• [What is required] Would you please set down the data again exactly as given, excluding the pictures?

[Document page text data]

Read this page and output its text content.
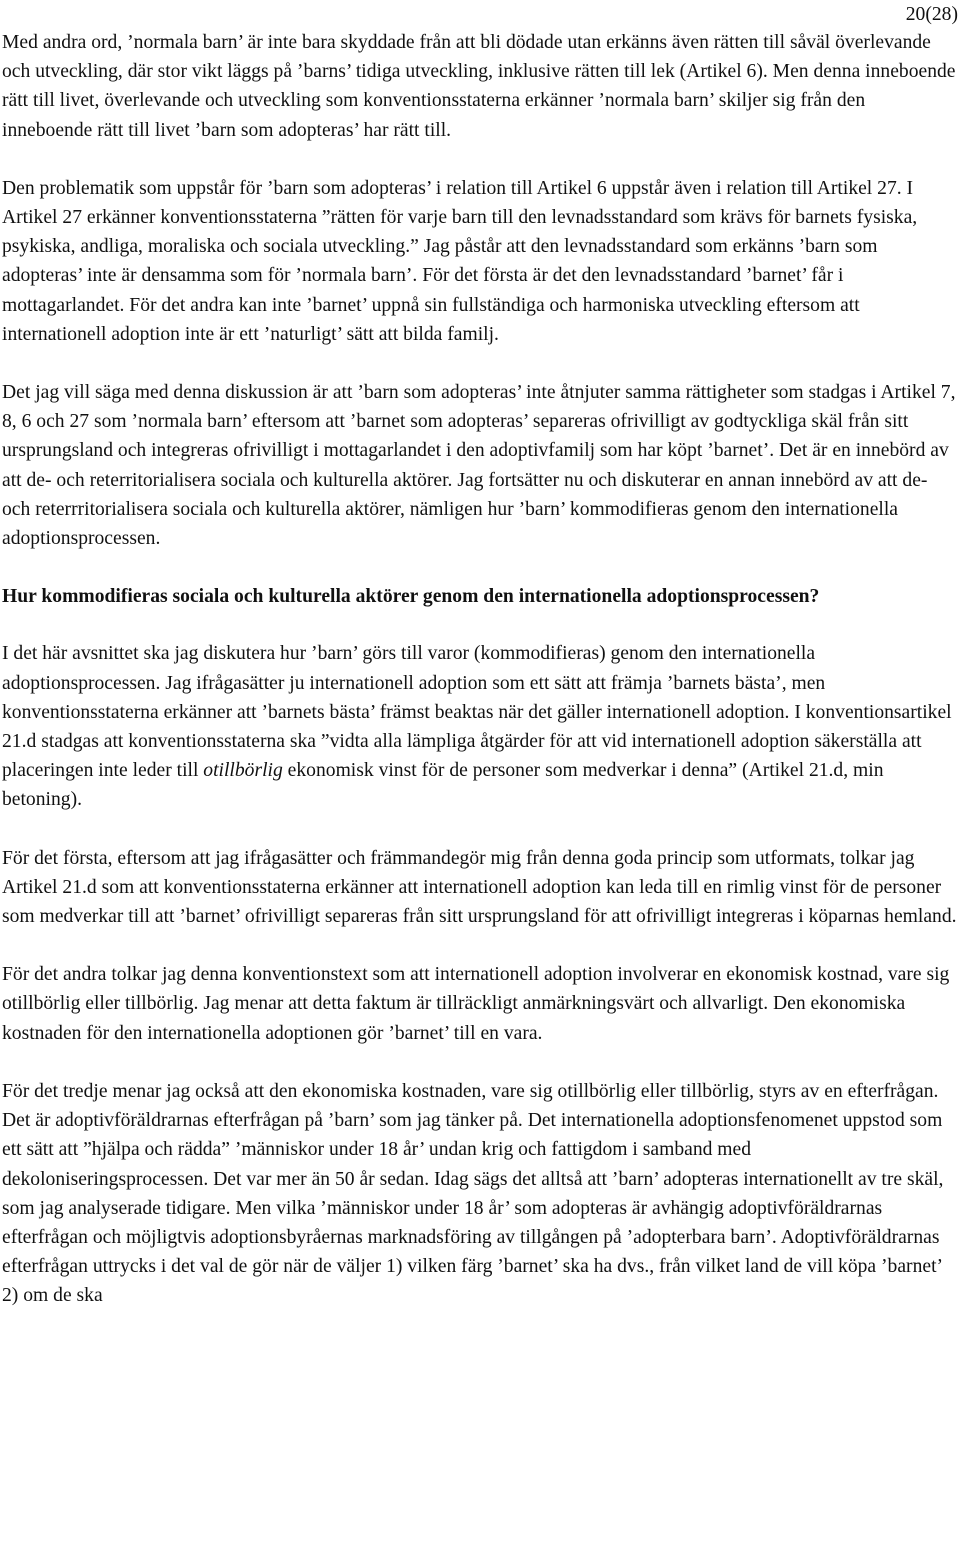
20(28)

Med andra ord, ’normala barn’ är inte bara skyddade från att bli dödade utan erkänns även rätten till såväl överlevande och utveckling, där stor vikt läggs på ’barns’ tidiga utveckling, inklusive rätten till lek (Artikel 6). Men denna inneboende rätt till livet, överlevande och utveckling som konventionsstaterna erkänner ’normala barn’ skiljer sig från den inneboende rätt till livet ’barn som adopteras’ har rätt till.

Den problematik som uppstår för ’barn som adopteras’ i relation till Artikel 6 uppstår även i relation till Artikel 27. I Artikel 27 erkänner konventionsstaterna ”rätten för varje barn till den levnadsstandard som krävs för barnets fysiska, psykiska, andliga, moraliska och sociala utveckling.” Jag påstår att den levnadsstandard som erkänns ’barn som adopteras’ inte är densamma som för ’normala barn’. För det första är det den levnadsstandard ’barnet’ får i mottagarlandet. För det andra kan inte ’barnet’ uppnå sin fullständiga och harmoniska utveckling eftersom att internationell adoption inte är ett ’naturligt’ sätt att bilda familj.

Det jag vill säga med denna diskussion är att ’barn som adopteras’ inte åtnjuter samma rättigheter som stadgas i Artikel 7, 8, 6 och 27 som ’normala barn’ eftersom att ’barnet som adopteras’ separeras ofrivilligt av godtyckliga skäl från sitt ursprungsland och integreras ofrivilligt i mottagarlandet i den adoptivfamilj som har köpt ’barnet’. Det är en innebörd av att de- och reterritorialisera sociala och kulturella aktörer. Jag fortsätter nu och diskuterar en annan innebörd av att de- och reterrritorialisera sociala och kulturella aktörer, nämligen hur ’barn’ kommodifieras genom den internationella adoptionsprocessen.

Hur kommodifieras sociala och kulturella aktörer genom den internationella adoptionsprocessen?

I det här avsnittet ska jag diskutera hur ’barn’ görs till varor (kommodifieras) genom den internationella adoptionsprocessen. Jag ifrågasätter ju internationell adoption som ett sätt att främja ’barnets bästa’, men konventionsstaterna erkänner att ’barnets bästa’ främst beaktas när det gäller internationell adoption. I konventionsartikel 21.d stadgas att konventionsstaterna ska ”vidta alla lämpliga åtgärder för att vid internationell adoption säkerställa att placeringen inte leder till otillbörlig ekonomisk vinst för de personer som medverkar i denna” (Artikel 21.d, min betoning).

För det första, eftersom att jag ifrågasätter och främmandegör mig från denna goda princip som utformats, tolkar jag Artikel 21.d som att konventionsstaterna erkänner att internationell adoption kan leda till en rimlig vinst för de personer som medverkar till att ’barnet’ ofrivilligt separeras från sitt ursprungsland för att ofrivilligt integreras i köparnas hemland.

För det andra tolkar jag denna konventionstext som att internationell adoption involverar en ekonomisk kostnad, vare sig otillbörlig eller tillbörlig. Jag menar att detta faktum är tillräckligt anmärkningsvärt och allvarligt. Den ekonomiska kostnaden för den internationella adoptionen gör ’barnet’ till en vara.

För det tredje menar jag också att den ekonomiska kostnaden, vare sig otillbörlig eller tillbörlig, styrs av en efterfrågan. Det är adoptivföräldrarnas efterfrågan på ’barn’ som jag tänker på. Det internationella adoptionsfenomenet uppstod som ett sätt att ”hjälpa och rädda” ’människor under 18 år’ undan krig och fattigdom i samband med dekoloniseringsprocessen. Det var mer än 50 år sedan. Idag sägs det alltså att ’barn’ adopteras internationellt av tre skäl, som jag analyserade tidigare. Men vilka ’människor under 18 år’ som adopteras är avhängig adoptivföräldrarnas efterfrågan och möjligtvis adoptionsbyråernas marknadsföring av tillgången på ’adopterbara barn’. Adoptivföräldrarnas efterfrågan uttrycks i det val de gör när de väljer 1) vilken färg ’barnet’ ska ha dvs., från vilket land de vill köpa ’barnet’ 2) om de ska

• [Written response]
Read this page and output its text content.
20(28)

Med andra ord, ’normala barn’ är inte bara skyddade från att bli dödade utan erkänns även rätten till såväl överlevande och utveckling, där stor vikt läggs på ’barns’ tidiga utveckling, inklusive rätten till lek (Artikel 6). Men denna inneboende rätt till livet, överlevande och utveckling som konventionsstaterna erkänner ’normala barn’ skiljer sig från den inneboende rätt till livet ’barn som adopteras’ har rätt till.

Den problematik som uppstår för ’barn som adopteras’ i relation till Artikel 6 uppstår även i relation till Artikel 27. I Artikel 27 erkänner konventionsstaterna ”rätten för varje barn till den levnadsstandard som krävs för barnets fysiska, psykiska, andliga, moraliska och sociala utveckling.” Jag påstår att den levnadsstandard som erkänns ’barn som adopteras’ inte är densamma som för ’normala barn’. För det första är det den levnadsstandard ’barnet’ får i mottagarlandet. För det andra kan inte ’barnet’ uppnå sin fullständiga och harmoniska utveckling eftersom att internationell adoption inte är ett ’naturligt’ sätt att bilda familj.

Det jag vill säga med denna diskussion är att ’barn som adopteras’ inte åtnjuter samma rättigheter som stadgas i Artikel 7, 8, 6 och 27 som ’normala barn’ eftersom att ’barnet som adopteras’ separeras ofrivilligt av godtyckliga skäl från sitt ursprungsland och integreras ofrivilligt i mottagarlandet i den adoptivfamilj som har köpt ’barnet’. Det är en innebörd av att de- och reterritorialisera sociala och kulturella aktörer. Jag fortsätter nu och diskuterar en annan innebörd av att de- och reterrritorialisera sociala och kulturella aktörer, nämligen hur ’barn’ kommodifieras genom den internationella adoptionsprocessen.

Hur kommodifieras sociala och kulturella aktörer genom den internationella adoptionsprocessen?

I det här avsnittet ska jag diskutera hur ’barn’ görs till varor (kommodifieras) genom den internationella adoptionsprocessen. Jag ifrågasätter ju internationell adoption som ett sätt att främja ’barnets bästa’, men konventionsstaterna erkänner att ’barnets bästa’ främst beaktas när det gäller internationell adoption. I konventionsartikel 21.d stadgas att konventionsstaterna ska ”vidta alla lämpliga åtgärder för att vid internationell adoption säkerställa att placeringen inte leder till otillbörlig ekonomisk vinst för de personer som medverkar i denna” (Artikel 21.d, min betoning).

För det första, eftersom att jag ifrågasätter och främmandegör mig från denna goda princip som utformats, tolkar jag Artikel 21.d som att konventionsstaterna erkänner att internationell adoption kan leda till en rimlig vinst för de personer som medverkar till att ’barnet’ ofrivilligt separeras från sitt ursprungsland för att ofrivilligt integreras i köparnas hemland.

För det andra tolkar jag denna konventionstext som att internationell adoption involverar en ekonomisk kostnad, vare sig otillbörlig eller tillbörlig. Jag menar att detta faktum är tillräckligt anmärkningsvärt och allvarligt. Den ekonomiska kostnaden för den internationella adoptionen gör ’barnet’ till en vara.

För det tredje menar jag också att den ekonomiska kostnaden, vare sig otillbörlig eller tillbörlig, styrs av en efterfrågan. Det är adoptivföräldrarnas efterfrågan på ’barn’ som jag tänker på. Det internationella adoptionsfenomenet uppstod som ett sätt att ”hjälpa och rädda” ’människor under 18 år’ undan krig och fattigdom i samband med dekoloniseringsprocessen. Det var mer än 50 år sedan. Idag sägs det alltså att ’barn’ adopteras internationellt av tre skäl, som jag analyserade tidigare. Men vilka ’människor under 18 år’ som adopteras är avhängig adoptivföräldrarnas efterfrågan och möjligtvis adoptionsbyråernas marknadsföring av tillgången på ’adopterbara barn’. Adoptivföräldrarnas efterfrågan uttrycks i det val de gör när de väljer 1) vilken färg ’barnet’ ska ha dvs., från vilket land de vill köpa ’barnet’ 2) om de ska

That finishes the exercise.